Direction
Omit all pictures. Copy the rest of the material exactly.

# Listing start

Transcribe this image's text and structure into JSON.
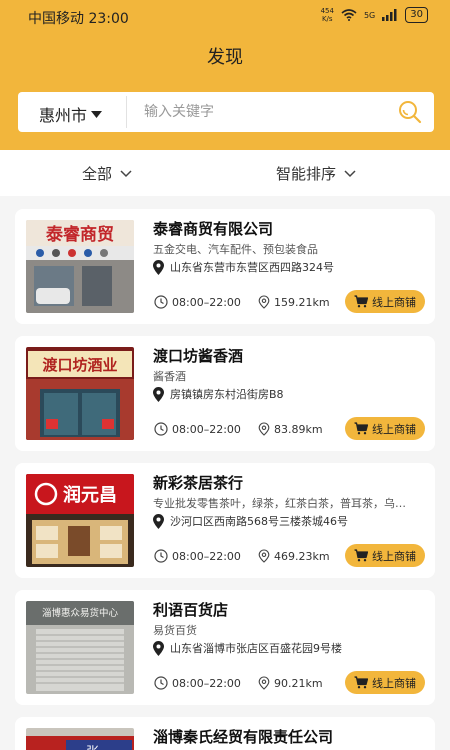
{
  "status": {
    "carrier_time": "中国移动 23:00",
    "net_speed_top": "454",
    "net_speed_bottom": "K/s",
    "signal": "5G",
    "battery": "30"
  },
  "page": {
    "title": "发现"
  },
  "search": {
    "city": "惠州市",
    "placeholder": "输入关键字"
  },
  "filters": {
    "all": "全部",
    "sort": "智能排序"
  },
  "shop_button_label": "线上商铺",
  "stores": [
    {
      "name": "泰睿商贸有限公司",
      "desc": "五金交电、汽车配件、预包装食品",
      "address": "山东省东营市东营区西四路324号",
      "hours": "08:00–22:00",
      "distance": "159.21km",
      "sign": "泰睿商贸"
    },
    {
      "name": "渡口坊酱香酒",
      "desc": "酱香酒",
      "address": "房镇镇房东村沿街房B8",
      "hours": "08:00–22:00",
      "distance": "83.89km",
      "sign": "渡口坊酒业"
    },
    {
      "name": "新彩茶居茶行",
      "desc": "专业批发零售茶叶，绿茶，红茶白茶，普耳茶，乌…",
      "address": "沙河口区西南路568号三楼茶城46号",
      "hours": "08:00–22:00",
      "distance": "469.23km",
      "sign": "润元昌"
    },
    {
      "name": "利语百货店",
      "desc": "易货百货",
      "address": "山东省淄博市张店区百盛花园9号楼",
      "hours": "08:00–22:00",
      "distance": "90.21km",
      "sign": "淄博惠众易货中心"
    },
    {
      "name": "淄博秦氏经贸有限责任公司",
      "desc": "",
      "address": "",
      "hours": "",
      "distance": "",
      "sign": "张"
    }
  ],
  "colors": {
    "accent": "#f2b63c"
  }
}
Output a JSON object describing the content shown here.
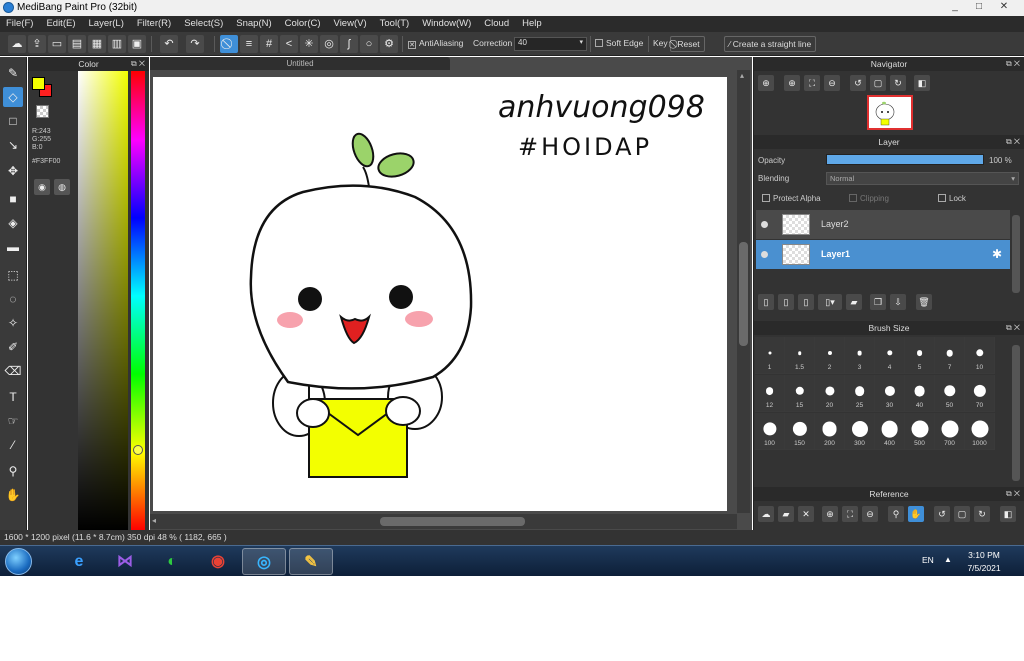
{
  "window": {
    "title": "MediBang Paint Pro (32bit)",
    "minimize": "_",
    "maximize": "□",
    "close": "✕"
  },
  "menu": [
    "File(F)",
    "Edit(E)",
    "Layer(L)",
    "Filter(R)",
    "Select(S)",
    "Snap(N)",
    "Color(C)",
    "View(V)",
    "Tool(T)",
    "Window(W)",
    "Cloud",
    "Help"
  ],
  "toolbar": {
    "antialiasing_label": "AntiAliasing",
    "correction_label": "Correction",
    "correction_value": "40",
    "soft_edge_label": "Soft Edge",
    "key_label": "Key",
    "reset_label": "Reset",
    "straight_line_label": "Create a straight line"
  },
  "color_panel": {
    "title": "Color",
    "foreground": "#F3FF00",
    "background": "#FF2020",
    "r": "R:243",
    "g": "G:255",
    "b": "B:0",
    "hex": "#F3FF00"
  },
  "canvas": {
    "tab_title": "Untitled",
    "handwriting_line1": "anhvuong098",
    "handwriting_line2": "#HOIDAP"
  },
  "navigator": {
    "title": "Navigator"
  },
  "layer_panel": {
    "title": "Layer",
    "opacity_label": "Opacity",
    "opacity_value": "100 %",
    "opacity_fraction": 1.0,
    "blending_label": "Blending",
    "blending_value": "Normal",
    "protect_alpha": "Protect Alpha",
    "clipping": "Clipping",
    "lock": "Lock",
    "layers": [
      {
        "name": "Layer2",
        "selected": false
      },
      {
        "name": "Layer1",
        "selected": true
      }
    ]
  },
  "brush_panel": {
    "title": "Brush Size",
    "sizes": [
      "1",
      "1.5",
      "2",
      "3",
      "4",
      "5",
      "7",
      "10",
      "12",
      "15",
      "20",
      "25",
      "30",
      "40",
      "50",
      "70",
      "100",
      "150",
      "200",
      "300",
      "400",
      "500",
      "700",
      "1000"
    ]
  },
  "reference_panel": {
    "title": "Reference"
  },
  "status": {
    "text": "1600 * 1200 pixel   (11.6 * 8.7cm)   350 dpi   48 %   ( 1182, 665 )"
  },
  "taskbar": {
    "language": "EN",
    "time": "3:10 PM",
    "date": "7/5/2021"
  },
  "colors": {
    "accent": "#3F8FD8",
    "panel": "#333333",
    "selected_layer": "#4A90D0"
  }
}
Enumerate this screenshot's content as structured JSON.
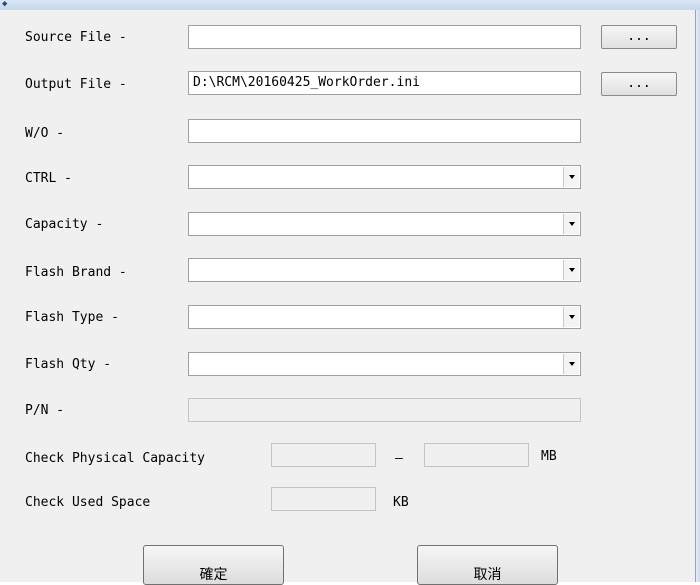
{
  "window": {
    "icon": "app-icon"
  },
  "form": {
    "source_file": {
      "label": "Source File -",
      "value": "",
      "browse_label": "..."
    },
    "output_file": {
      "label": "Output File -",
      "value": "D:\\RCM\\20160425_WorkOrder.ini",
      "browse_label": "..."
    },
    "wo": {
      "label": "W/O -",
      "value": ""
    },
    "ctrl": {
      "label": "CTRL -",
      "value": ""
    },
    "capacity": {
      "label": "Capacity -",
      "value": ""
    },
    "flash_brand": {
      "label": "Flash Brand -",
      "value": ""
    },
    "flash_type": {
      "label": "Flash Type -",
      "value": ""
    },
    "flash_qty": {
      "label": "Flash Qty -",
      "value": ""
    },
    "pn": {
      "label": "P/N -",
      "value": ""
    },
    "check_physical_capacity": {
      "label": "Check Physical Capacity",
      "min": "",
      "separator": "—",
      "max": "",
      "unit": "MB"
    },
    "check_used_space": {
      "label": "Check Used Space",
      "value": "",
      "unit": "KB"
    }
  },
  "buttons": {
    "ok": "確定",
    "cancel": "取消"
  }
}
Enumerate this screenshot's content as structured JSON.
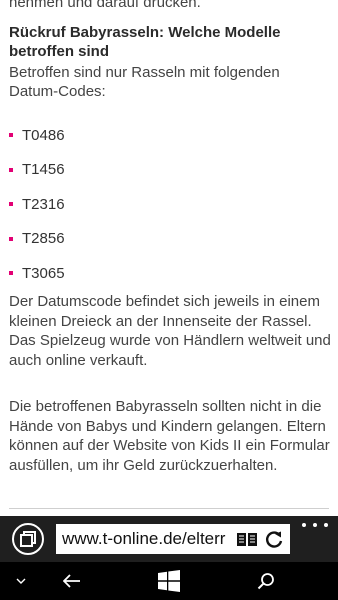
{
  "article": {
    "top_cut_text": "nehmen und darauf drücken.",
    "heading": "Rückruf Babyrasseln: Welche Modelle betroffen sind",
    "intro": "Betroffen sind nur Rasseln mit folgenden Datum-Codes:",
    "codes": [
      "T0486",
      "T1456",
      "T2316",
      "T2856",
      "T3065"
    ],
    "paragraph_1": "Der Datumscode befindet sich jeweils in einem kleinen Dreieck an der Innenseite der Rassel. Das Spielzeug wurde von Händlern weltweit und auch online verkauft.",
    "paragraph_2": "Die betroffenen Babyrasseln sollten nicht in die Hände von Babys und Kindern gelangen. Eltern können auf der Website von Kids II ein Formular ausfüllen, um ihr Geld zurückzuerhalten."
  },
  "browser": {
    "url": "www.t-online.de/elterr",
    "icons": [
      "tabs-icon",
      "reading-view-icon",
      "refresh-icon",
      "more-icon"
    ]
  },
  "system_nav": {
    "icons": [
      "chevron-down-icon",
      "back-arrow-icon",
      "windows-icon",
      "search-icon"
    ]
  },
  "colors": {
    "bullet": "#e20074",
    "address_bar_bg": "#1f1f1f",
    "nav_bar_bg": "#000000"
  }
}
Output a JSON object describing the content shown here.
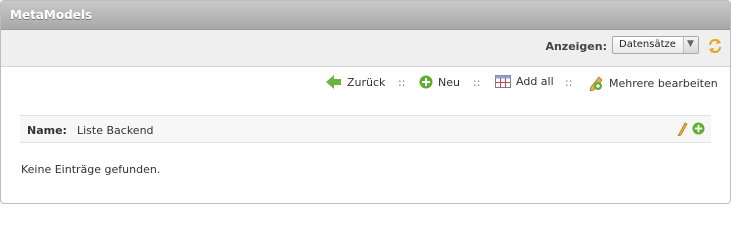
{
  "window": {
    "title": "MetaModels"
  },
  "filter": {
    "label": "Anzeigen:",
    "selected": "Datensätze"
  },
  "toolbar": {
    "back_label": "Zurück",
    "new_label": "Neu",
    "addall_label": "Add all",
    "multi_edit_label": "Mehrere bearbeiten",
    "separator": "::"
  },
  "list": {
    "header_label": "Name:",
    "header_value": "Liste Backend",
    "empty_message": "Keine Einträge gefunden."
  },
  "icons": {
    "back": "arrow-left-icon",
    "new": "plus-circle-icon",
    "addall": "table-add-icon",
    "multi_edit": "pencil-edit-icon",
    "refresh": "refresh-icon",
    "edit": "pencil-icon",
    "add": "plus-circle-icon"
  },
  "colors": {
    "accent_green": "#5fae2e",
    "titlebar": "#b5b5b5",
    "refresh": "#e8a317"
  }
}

# Listing end

Task response
Transcribe this image's text and structure into JSON.
{
  "status": {
    "carrier_time": "中国移动 23:00",
    "net_speed_top": "454",
    "net_speed_bottom": "K/s",
    "signal": "5G",
    "battery": "30"
  },
  "page": {
    "title": "发现"
  },
  "search": {
    "city": "惠州市",
    "placeholder": "输入关键字"
  },
  "filters": {
    "all": "全部",
    "sort": "智能排序"
  },
  "shop_button_label": "线上商铺",
  "stores": [
    {
      "name": "泰睿商贸有限公司",
      "desc": "五金交电、汽车配件、预包装食品",
      "address": "山东省东营市东营区西四路324号",
      "hours": "08:00–22:00",
      "distance": "159.21km",
      "sign": "泰睿商贸"
    },
    {
      "name": "渡口坊酱香酒",
      "desc": "酱香酒",
      "address": "房镇镇房东村沿街房B8",
      "hours": "08:00–22:00",
      "distance": "83.89km",
      "sign": "渡口坊酒业"
    },
    {
      "name": "新彩茶居茶行",
      "desc": "专业批发零售茶叶，绿茶，红茶白茶，普耳茶，乌…",
      "address": "沙河口区西南路568号三楼茶城46号",
      "hours": "08:00–22:00",
      "distance": "469.23km",
      "sign": "润元昌"
    },
    {
      "name": "利语百货店",
      "desc": "易货百货",
      "address": "山东省淄博市张店区百盛花园9号楼",
      "hours": "08:00–22:00",
      "distance": "90.21km",
      "sign": "淄博惠众易货中心"
    },
    {
      "name": "淄博秦氏经贸有限责任公司",
      "desc": "",
      "address": "",
      "hours": "",
      "distance": "",
      "sign": "张"
    }
  ],
  "colors": {
    "accent": "#f2b63c"
  }
}
Output a JSON object describing the content shown here.
{
  "window": {
    "title": "MediBang Paint Pro (32bit)",
    "minimize": "_",
    "maximize": "□",
    "close": "✕"
  },
  "menu": [
    "File(F)",
    "Edit(E)",
    "Layer(L)",
    "Filter(R)",
    "Select(S)",
    "Snap(N)",
    "Color(C)",
    "View(V)",
    "Tool(T)",
    "Window(W)",
    "Cloud",
    "Help"
  ],
  "toolbar": {
    "antialiasing_label": "AntiAliasing",
    "correction_label": "Correction",
    "correction_value": "40",
    "soft_edge_label": "Soft Edge",
    "key_label": "Key",
    "reset_label": "Reset",
    "straight_line_label": "Create a straight line"
  },
  "color_panel": {
    "title": "Color",
    "foreground": "#F3FF00",
    "background": "#FF2020",
    "r": "R:243",
    "g": "G:255",
    "b": "B:0",
    "hex": "#F3FF00"
  },
  "canvas": {
    "tab_title": "Untitled",
    "handwriting_line1": "anhvuong098",
    "handwriting_line2": "#HOIDAP"
  },
  "navigator": {
    "title": "Navigator"
  },
  "layer_panel": {
    "title": "Layer",
    "opacity_label": "Opacity",
    "opacity_value": "100 %",
    "opacity_fraction": 1.0,
    "blending_label": "Blending",
    "blending_value": "Normal",
    "protect_alpha": "Protect Alpha",
    "clipping": "Clipping",
    "lock": "Lock",
    "layers": [
      {
        "name": "Layer2",
        "selected": false
      },
      {
        "name": "Layer1",
        "selected": true
      }
    ]
  },
  "brush_panel": {
    "title": "Brush Size",
    "sizes": [
      "1",
      "1.5",
      "2",
      "3",
      "4",
      "5",
      "7",
      "10",
      "12",
      "15",
      "20",
      "25",
      "30",
      "40",
      "50",
      "70",
      "100",
      "150",
      "200",
      "300",
      "400",
      "500",
      "700",
      "1000"
    ]
  },
  "reference_panel": {
    "title": "Reference"
  },
  "status": {
    "text": "1600 * 1200 pixel   (11.6 * 8.7cm)   350 dpi   48 %   ( 1182, 665 )"
  },
  "taskbar": {
    "language": "EN",
    "time": "3:10 PM",
    "date": "7/5/2021"
  },
  "colors": {
    "accent": "#3F8FD8",
    "panel": "#333333",
    "selected_layer": "#4A90D0"
  }
}
Enumerate this screenshot's content as structured JSON.
{
  "window": {
    "icon": "app-icon"
  },
  "form": {
    "source_file": {
      "label": "Source File -",
      "value": "",
      "browse_label": "..."
    },
    "output_file": {
      "label": "Output File -",
      "value": "D:\\RCM\\20160425_WorkOrder.ini",
      "browse_label": "..."
    },
    "wo": {
      "label": "W/O -",
      "value": ""
    },
    "ctrl": {
      "label": "CTRL -",
      "value": ""
    },
    "capacity": {
      "label": "Capacity -",
      "value": ""
    },
    "flash_brand": {
      "label": "Flash Brand -",
      "value": ""
    },
    "flash_type": {
      "label": "Flash Type -",
      "value": ""
    },
    "flash_qty": {
      "label": "Flash Qty -",
      "value": ""
    },
    "pn": {
      "label": "P/N -",
      "value": ""
    },
    "check_physical_capacity": {
      "label": "Check Physical Capacity",
      "min": "",
      "separator": "—",
      "max": "",
      "unit": "MB"
    },
    "check_used_space": {
      "label": "Check Used Space",
      "value": "",
      "unit": "KB"
    }
  },
  "buttons": {
    "ok": "確定",
    "cancel": "取消"
  }
}
Enumerate this screenshot's content as structured JSON.
{
  "article": {
    "top_cut_text": "nehmen und darauf drücken.",
    "heading": "Rückruf Babyrasseln: Welche Modelle betroffen sind",
    "intro": "Betroffen sind nur Rasseln mit folgenden Datum-Codes:",
    "codes": [
      "T0486",
      "T1456",
      "T2316",
      "T2856",
      "T3065"
    ],
    "paragraph_1": "Der Datumscode befindet sich jeweils in einem kleinen Dreieck an der Innenseite der Rassel. Das Spielzeug wurde von Händlern weltweit und auch online verkauft.",
    "paragraph_2": "Die betroffenen Babyrasseln sollten nicht in die Hände von Babys und Kindern gelangen. Eltern können auf der Website von Kids II ein Formular ausfüllen, um ihr Geld zurückzuerhalten."
  },
  "browser": {
    "url": "www.t-online.de/elterr",
    "icons": [
      "tabs-icon",
      "reading-view-icon",
      "refresh-icon",
      "more-icon"
    ]
  },
  "system_nav": {
    "icons": [
      "chevron-down-icon",
      "back-arrow-icon",
      "windows-icon",
      "search-icon"
    ]
  },
  "colors": {
    "bullet": "#e20074",
    "address_bar_bg": "#1f1f1f",
    "nav_bar_bg": "#000000"
  }
}
Output a JSON object describing the content shown here.
{
  "window": {
    "title": "MetaModels"
  },
  "filter": {
    "label": "Anzeigen:",
    "selected": "Datensätze"
  },
  "toolbar": {
    "back_label": "Zurück",
    "new_label": "Neu",
    "addall_label": "Add all",
    "multi_edit_label": "Mehrere bearbeiten",
    "separator": "::"
  },
  "list": {
    "header_label": "Name:",
    "header_value": "Liste Backend",
    "empty_message": "Keine Einträge gefunden."
  },
  "icons": {
    "back": "arrow-left-icon",
    "new": "plus-circle-icon",
    "addall": "table-add-icon",
    "multi_edit": "pencil-edit-icon",
    "refresh": "refresh-icon",
    "edit": "pencil-icon",
    "add": "plus-circle-icon"
  },
  "colors": {
    "accent_green": "#5fae2e",
    "titlebar": "#b5b5b5",
    "refresh": "#e8a317"
  }
}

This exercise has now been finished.